═══ WORKING DATA

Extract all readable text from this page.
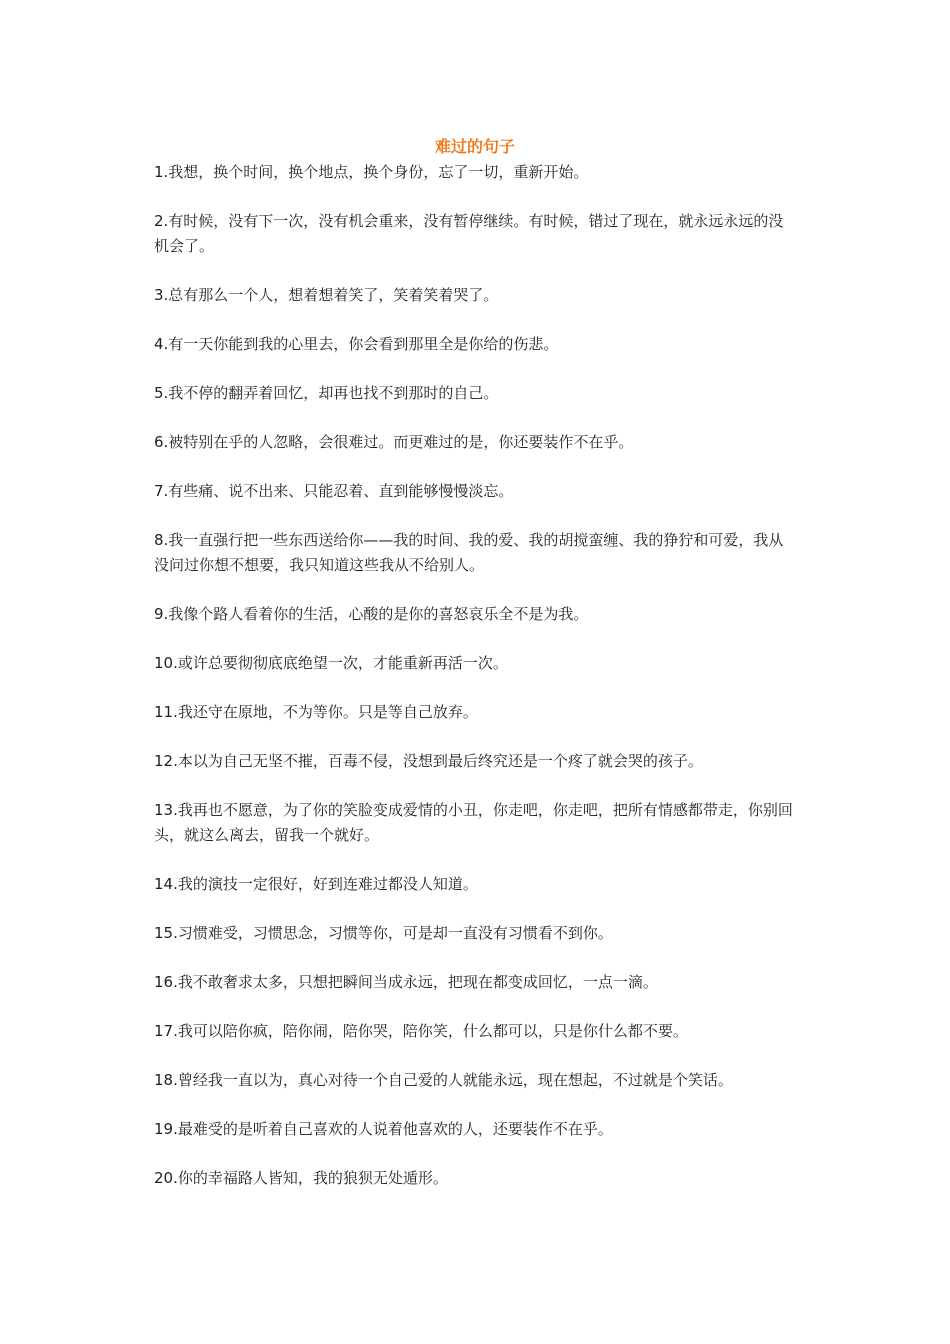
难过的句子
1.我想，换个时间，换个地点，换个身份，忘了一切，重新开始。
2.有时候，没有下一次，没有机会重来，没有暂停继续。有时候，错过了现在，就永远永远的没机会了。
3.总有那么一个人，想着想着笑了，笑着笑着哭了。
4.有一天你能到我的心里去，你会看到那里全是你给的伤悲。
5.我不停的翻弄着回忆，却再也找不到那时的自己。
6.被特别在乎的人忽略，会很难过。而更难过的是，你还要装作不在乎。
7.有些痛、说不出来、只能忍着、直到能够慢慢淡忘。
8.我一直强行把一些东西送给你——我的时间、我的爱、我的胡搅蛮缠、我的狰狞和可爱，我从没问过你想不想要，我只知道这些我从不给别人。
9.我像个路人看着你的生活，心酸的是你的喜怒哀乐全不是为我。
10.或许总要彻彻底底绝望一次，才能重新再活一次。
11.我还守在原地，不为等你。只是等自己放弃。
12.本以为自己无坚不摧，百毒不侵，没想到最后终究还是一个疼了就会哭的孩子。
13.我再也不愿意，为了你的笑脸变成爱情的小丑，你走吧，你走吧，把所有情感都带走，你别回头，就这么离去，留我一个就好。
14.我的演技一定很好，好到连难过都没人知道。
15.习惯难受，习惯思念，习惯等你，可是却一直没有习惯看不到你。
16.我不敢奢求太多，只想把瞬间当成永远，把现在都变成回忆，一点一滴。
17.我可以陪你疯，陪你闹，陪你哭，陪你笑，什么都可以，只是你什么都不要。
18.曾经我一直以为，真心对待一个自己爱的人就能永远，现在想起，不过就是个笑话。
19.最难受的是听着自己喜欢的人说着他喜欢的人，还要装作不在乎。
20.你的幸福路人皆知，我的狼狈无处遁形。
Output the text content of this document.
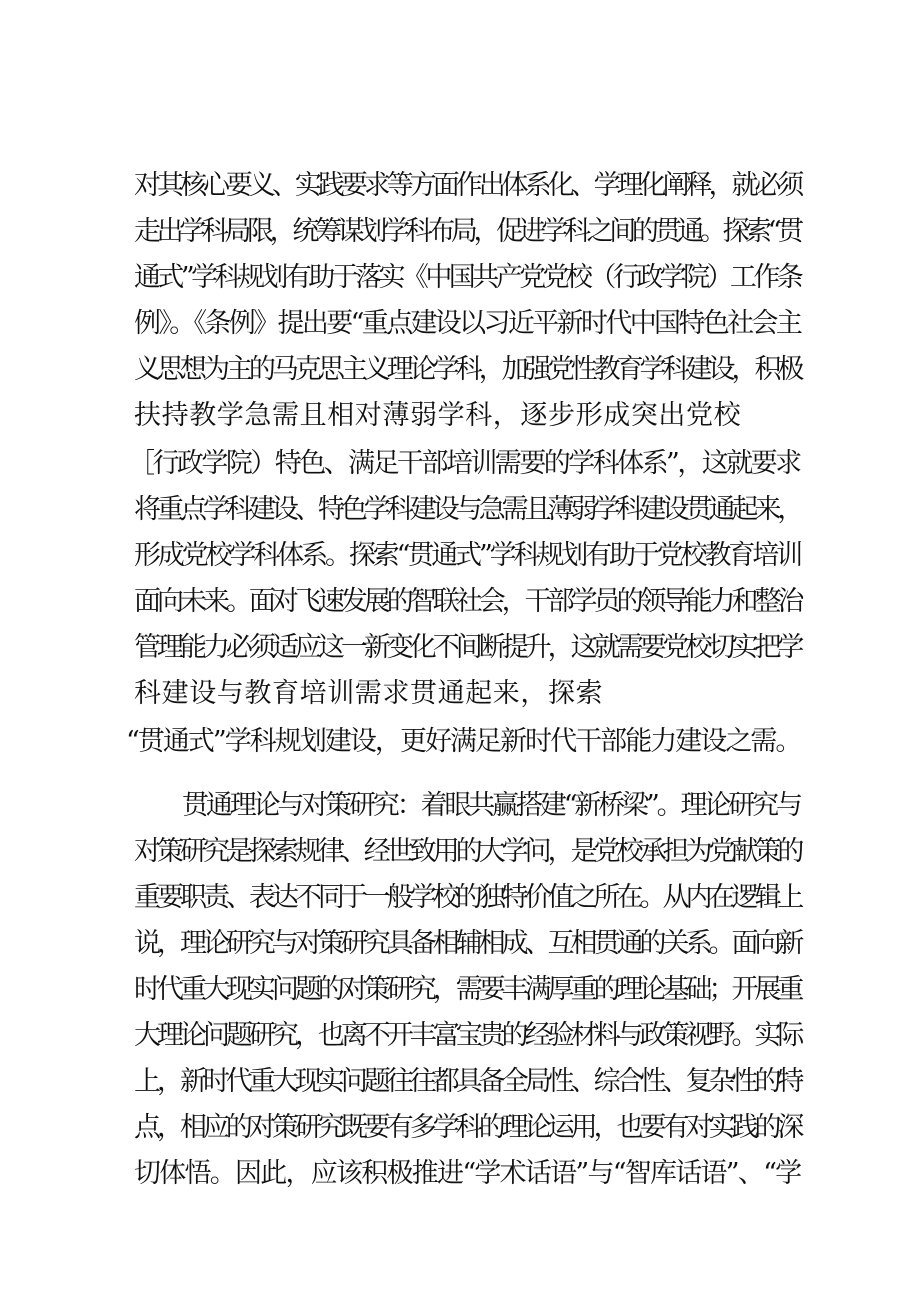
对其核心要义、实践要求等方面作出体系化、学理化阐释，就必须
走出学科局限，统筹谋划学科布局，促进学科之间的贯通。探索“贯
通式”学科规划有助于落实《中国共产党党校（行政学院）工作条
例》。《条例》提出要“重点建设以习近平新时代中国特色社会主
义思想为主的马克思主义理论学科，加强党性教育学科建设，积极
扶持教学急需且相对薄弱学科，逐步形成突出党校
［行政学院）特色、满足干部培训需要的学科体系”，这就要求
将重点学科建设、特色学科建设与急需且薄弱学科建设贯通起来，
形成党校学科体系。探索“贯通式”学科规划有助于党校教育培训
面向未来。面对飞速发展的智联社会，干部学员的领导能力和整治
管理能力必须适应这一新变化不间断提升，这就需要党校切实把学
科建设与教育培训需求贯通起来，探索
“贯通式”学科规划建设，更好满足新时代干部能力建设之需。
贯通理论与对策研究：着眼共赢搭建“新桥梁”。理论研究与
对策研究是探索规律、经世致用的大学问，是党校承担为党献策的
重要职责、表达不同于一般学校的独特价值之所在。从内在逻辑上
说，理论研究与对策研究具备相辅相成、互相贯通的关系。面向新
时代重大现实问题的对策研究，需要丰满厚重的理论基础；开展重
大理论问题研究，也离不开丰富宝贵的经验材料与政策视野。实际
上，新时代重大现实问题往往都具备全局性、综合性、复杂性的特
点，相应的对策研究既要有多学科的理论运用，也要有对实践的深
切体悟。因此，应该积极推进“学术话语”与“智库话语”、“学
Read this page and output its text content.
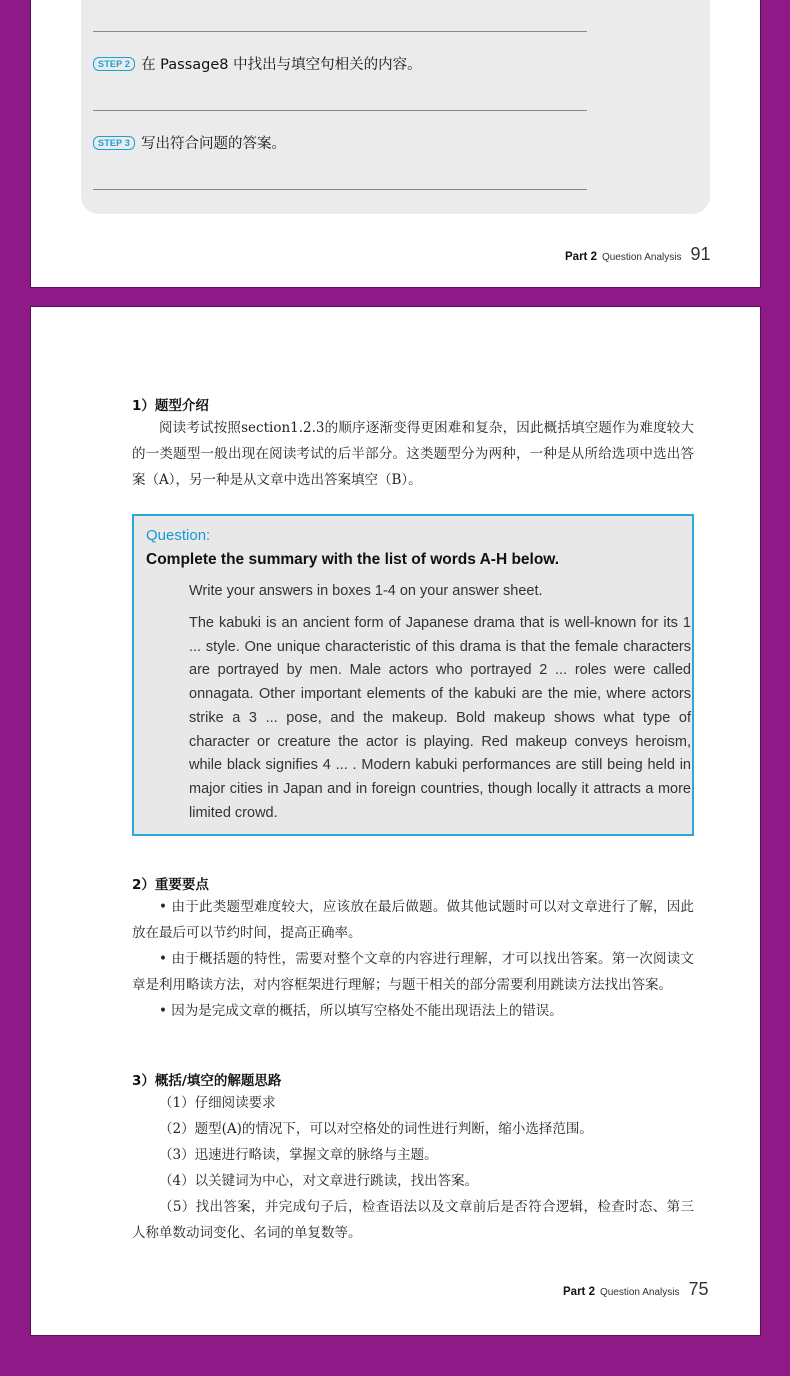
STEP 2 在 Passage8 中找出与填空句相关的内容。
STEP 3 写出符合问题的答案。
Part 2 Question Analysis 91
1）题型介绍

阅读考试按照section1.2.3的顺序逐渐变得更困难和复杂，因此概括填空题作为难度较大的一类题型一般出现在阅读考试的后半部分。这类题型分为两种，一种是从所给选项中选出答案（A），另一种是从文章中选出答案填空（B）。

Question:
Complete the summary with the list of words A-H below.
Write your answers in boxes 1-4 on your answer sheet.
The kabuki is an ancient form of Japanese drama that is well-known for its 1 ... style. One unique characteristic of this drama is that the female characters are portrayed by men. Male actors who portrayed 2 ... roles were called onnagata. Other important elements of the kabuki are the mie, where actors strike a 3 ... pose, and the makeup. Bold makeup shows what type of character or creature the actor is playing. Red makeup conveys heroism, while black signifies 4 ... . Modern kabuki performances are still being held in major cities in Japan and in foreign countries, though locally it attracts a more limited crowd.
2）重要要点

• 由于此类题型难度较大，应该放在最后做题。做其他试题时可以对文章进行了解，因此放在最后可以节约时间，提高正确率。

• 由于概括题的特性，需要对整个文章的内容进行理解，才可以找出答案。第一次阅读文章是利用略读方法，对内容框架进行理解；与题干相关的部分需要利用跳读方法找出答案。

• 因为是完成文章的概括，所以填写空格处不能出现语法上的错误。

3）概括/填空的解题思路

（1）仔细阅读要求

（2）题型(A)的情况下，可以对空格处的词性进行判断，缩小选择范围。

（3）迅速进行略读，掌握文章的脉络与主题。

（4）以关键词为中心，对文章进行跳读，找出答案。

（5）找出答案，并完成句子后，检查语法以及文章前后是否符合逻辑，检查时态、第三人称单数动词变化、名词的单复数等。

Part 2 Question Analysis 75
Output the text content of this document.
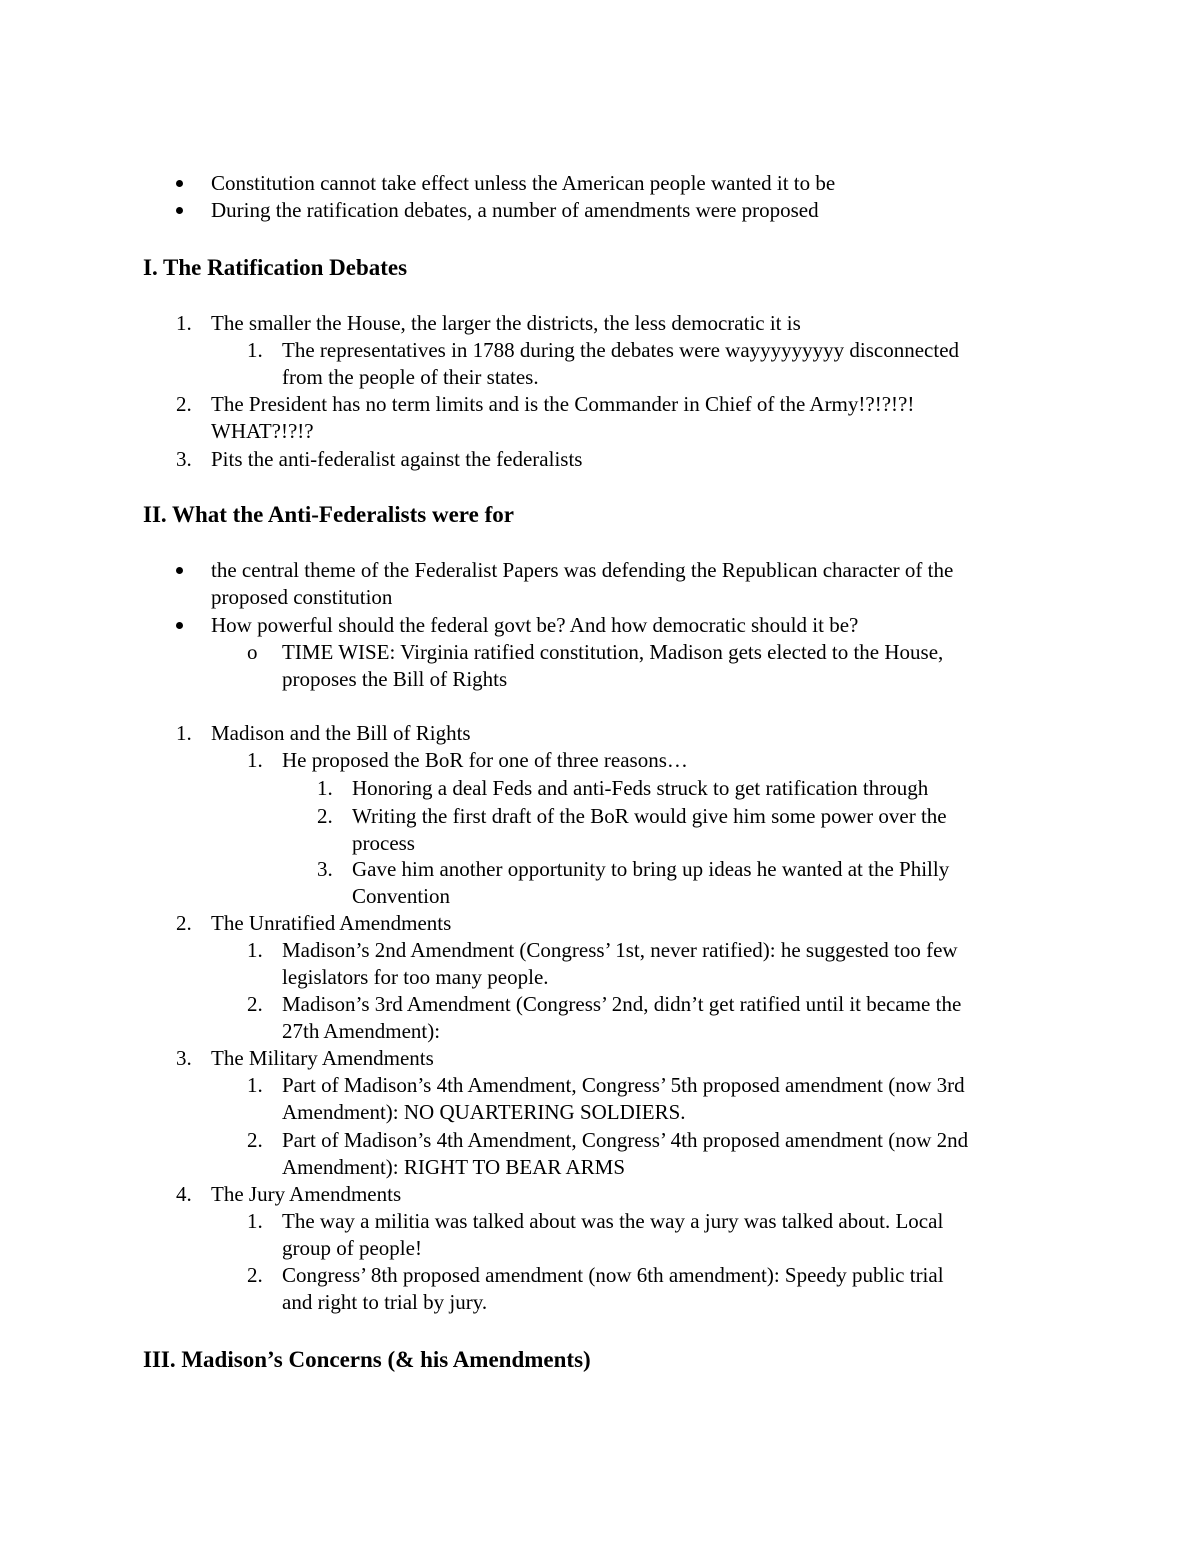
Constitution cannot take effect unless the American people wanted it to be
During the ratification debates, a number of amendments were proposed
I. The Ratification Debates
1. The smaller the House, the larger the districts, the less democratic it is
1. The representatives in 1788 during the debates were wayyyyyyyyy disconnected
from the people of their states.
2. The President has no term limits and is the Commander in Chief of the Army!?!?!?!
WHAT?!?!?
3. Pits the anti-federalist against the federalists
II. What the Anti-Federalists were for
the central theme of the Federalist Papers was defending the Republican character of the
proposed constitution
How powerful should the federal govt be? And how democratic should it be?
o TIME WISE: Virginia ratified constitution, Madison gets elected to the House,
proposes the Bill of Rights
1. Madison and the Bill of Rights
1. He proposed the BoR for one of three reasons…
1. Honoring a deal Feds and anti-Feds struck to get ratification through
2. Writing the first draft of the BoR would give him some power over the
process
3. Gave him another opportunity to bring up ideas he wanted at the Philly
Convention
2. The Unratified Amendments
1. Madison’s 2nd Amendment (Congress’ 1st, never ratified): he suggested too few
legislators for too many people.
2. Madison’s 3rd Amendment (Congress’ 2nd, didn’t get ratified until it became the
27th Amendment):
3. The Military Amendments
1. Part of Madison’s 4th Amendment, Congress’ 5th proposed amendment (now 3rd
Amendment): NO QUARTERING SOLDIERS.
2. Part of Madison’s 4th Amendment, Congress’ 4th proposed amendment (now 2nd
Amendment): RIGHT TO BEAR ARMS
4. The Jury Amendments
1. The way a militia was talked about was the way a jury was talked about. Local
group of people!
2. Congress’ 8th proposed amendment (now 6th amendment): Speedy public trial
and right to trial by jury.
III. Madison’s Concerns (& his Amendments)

══════

▶ **EXERCISE DIRECTIONS**: Repeat the data exactly, dropping every picture it holds.

▶ **FINISHED EXERCISE**:
Extract all readable text from this page.
难过的句子
1.我想，换个时间，换个地点，换个身份，忘了一切，重新开始。
2.有时候，没有下一次，没有机会重来，没有暂停继续。有时候，错过了现在，就永远永远的没机会了。
3.总有那么一个人，想着想着笑了，笑着笑着哭了。
4.有一天你能到我的心里去，你会看到那里全是你给的伤悲。
5.我不停的翻弄着回忆，却再也找不到那时的自己。
6.被特别在乎的人忽略，会很难过。而更难过的是，你还要装作不在乎。
7.有些痛、说不出来、只能忍着、直到能够慢慢淡忘。
8.我一直强行把一些东西送给你——我的时间、我的爱、我的胡搅蛮缠、我的狰狞和可爱，我从没问过你想不想要，我只知道这些我从不给别人。
9.我像个路人看着你的生活，心酸的是你的喜怒哀乐全不是为我。
10.或许总要彻彻底底绝望一次，才能重新再活一次。
11.我还守在原地，不为等你。只是等自己放弃。
12.本以为自己无坚不摧，百毒不侵，没想到最后终究还是一个疼了就会哭的孩子。
13.我再也不愿意，为了你的笑脸变成爱情的小丑，你走吧，你走吧，把所有情感都带走，你别回头，就这么离去，留我一个就好。
14.我的演技一定很好，好到连难过都没人知道。
15.习惯难受，习惯思念，习惯等你，可是却一直没有习惯看不到你。
16.我不敢奢求太多，只想把瞬间当成永远，把现在都变成回忆，一点一滴。
17.我可以陪你疯，陪你闹，陪你哭，陪你笑，什么都可以，只是你什么都不要。
18.曾经我一直以为，真心对待一个自己爱的人就能永远，现在想起，不过就是个笑话。
19.最难受的是听着自己喜欢的人说着他喜欢的人，还要装作不在乎。
20.你的幸福路人皆知，我的狼狈无处遁形。
Output the text content of this document.
对其核心要义、实践要求等方面作出体系化、学理化阐释，就必须
走出学科局限，统筹谋划学科布局，促进学科之间的贯通。探索“贯
通式”学科规划有助于落实《中国共产党党校（行政学院）工作条
例》。《条例》提出要“重点建设以习近平新时代中国特色社会主
义思想为主的马克思主义理论学科，加强党性教育学科建设，积极
扶持教学急需且相对薄弱学科，逐步形成突出党校
［行政学院）特色、满足干部培训需要的学科体系”，这就要求
将重点学科建设、特色学科建设与急需且薄弱学科建设贯通起来，
形成党校学科体系。探索“贯通式”学科规划有助于党校教育培训
面向未来。面对飞速发展的智联社会，干部学员的领导能力和整治
管理能力必须适应这一新变化不间断提升，这就需要党校切实把学
科建设与教育培训需求贯通起来，探索
“贯通式”学科规划建设，更好满足新时代干部能力建设之需。
贯通理论与对策研究：着眼共赢搭建“新桥梁”。理论研究与
对策研究是探索规律、经世致用的大学问，是党校承担为党献策的
重要职责、表达不同于一般学校的独特价值之所在。从内在逻辑上
说，理论研究与对策研究具备相辅相成、互相贯通的关系。面向新
时代重大现实问题的对策研究，需要丰满厚重的理论基础；开展重
大理论问题研究，也离不开丰富宝贵的经验材料与政策视野。实际
上，新时代重大现实问题往往都具备全局性、综合性、复杂性的特
点，相应的对策研究既要有多学科的理论运用，也要有对实践的深
切体悟。因此，应该积极推进“学术话语”与“智库话语”、“学
Read this page and output its text content.
STEP 2 在 Passage8 中找出与填空句相关的内容。
STEP 3 写出符合问题的答案。
Part 2 Question Analysis 91
1）题型介绍

阅读考试按照section1.2.3的顺序逐渐变得更困难和复杂，因此概括填空题作为难度较大的一类题型一般出现在阅读考试的后半部分。这类题型分为两种，一种是从所给选项中选出答案（A），另一种是从文章中选出答案填空（B）。

Question:
Complete the summary with the list of words A-H below.
Write your answers in boxes 1-4 on your answer sheet.
The kabuki is an ancient form of Japanese drama that is well-known for its 1 ... style. One unique characteristic of this drama is that the female characters are portrayed by men. Male actors who portrayed 2 ... roles were called onnagata. Other important elements of the kabuki are the mie, where actors strike a 3 ... pose, and the makeup. Bold makeup shows what type of character or creature the actor is playing. Red makeup conveys heroism, while black signifies 4 ... . Modern kabuki performances are still being held in major cities in Japan and in foreign countries, though locally it attracts a more limited crowd.
2）重要要点

• 由于此类题型难度较大，应该放在最后做题。做其他试题时可以对文章进行了解，因此放在最后可以节约时间，提高正确率。

• 由于概括题的特性，需要对整个文章的内容进行理解，才可以找出答案。第一次阅读文章是利用略读方法，对内容框架进行理解；与题干相关的部分需要利用跳读方法找出答案。

• 因为是完成文章的概括，所以填写空格处不能出现语法上的错误。

3）概括/填空的解题思路

（1）仔细阅读要求

（2）题型(A)的情况下，可以对空格处的词性进行判断，缩小选择范围。

（3）迅速进行略读，掌握文章的脉络与主题。

（4）以关键词为中心，对文章进行跳读，找出答案。

（5）找出答案，并完成句子后，检查语法以及文章前后是否符合逻辑，检查时态、第三人称单数动词变化、名词的单复数等。

Part 2 Question Analysis 75
Output the text content of this document.
Constitution cannot take effect unless the American people wanted it to be
During the ratification debates, a number of amendments were proposed
I. The Ratification Debates
1. The smaller the House, the larger the districts, the less democratic it is
1. The representatives in 1788 during the debates were wayyyyyyyyy disconnected
from the people of their states.
2. The President has no term limits and is the Commander in Chief of the Army!?!?!?!
WHAT?!?!?
3. Pits the anti-federalist against the federalists
II. What the Anti-Federalists were for
the central theme of the Federalist Papers was defending the Republican character of the
proposed constitution
How powerful should the federal govt be? And how democratic should it be?
o TIME WISE: Virginia ratified constitution, Madison gets elected to the House,
proposes the Bill of Rights
1. Madison and the Bill of Rights
1. He proposed the BoR for one of three reasons…
1. Honoring a deal Feds and anti-Feds struck to get ratification through
2. Writing the first draft of the BoR would give him some power over the
process
3. Gave him another opportunity to bring up ideas he wanted at the Philly
Convention
2. The Unratified Amendments
1. Madison’s 2nd Amendment (Congress’ 1st, never ratified): he suggested too few
legislators for too many people.
2. Madison’s 3rd Amendment (Congress’ 2nd, didn’t get ratified until it became the
27th Amendment):
3. The Military Amendments
1. Part of Madison’s 4th Amendment, Congress’ 5th proposed amendment (now 3rd
Amendment): NO QUARTERING SOLDIERS.
2. Part of Madison’s 4th Amendment, Congress’ 4th proposed amendment (now 2nd
Amendment): RIGHT TO BEAR ARMS
4. The Jury Amendments
1. The way a militia was talked about was the way a jury was talked about. Local
group of people!
2. Congress’ 8th proposed amendment (now 6th amendment): Speedy public trial
and right to trial by jury.
III. Madison’s Concerns (& his Amendments)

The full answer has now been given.